**DESCRIPTION OF THE TASK**
Reproduce each line from the records that holds "интересы".

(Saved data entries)
--------------------

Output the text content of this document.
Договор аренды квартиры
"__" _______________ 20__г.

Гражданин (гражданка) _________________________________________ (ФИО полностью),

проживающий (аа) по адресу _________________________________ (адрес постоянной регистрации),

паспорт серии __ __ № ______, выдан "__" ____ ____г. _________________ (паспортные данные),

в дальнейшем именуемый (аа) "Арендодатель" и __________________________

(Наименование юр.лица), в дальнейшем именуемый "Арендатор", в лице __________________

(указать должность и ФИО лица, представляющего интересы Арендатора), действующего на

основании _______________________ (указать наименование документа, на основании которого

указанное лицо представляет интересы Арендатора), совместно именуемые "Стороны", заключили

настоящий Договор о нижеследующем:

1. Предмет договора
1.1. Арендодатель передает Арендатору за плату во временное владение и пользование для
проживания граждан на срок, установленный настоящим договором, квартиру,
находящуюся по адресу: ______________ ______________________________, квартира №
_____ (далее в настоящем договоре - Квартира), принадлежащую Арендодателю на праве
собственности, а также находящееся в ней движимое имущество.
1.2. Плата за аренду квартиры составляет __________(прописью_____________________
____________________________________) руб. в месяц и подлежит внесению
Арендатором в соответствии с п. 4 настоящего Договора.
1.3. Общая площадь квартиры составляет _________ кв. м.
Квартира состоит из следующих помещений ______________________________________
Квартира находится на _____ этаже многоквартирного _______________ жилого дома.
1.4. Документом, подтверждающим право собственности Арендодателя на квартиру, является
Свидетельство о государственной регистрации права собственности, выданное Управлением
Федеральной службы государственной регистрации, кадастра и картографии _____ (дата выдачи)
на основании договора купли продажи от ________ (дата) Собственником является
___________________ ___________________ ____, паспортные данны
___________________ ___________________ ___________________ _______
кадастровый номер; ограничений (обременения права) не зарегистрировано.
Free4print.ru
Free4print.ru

--------------------

**WORKED ANSWER**
(указать должность и ФИО лица, представляющего интересы Арендатора), действующего на
указанное лицо представляет интересы Арендатора), совместно именуемые "Стороны", заключили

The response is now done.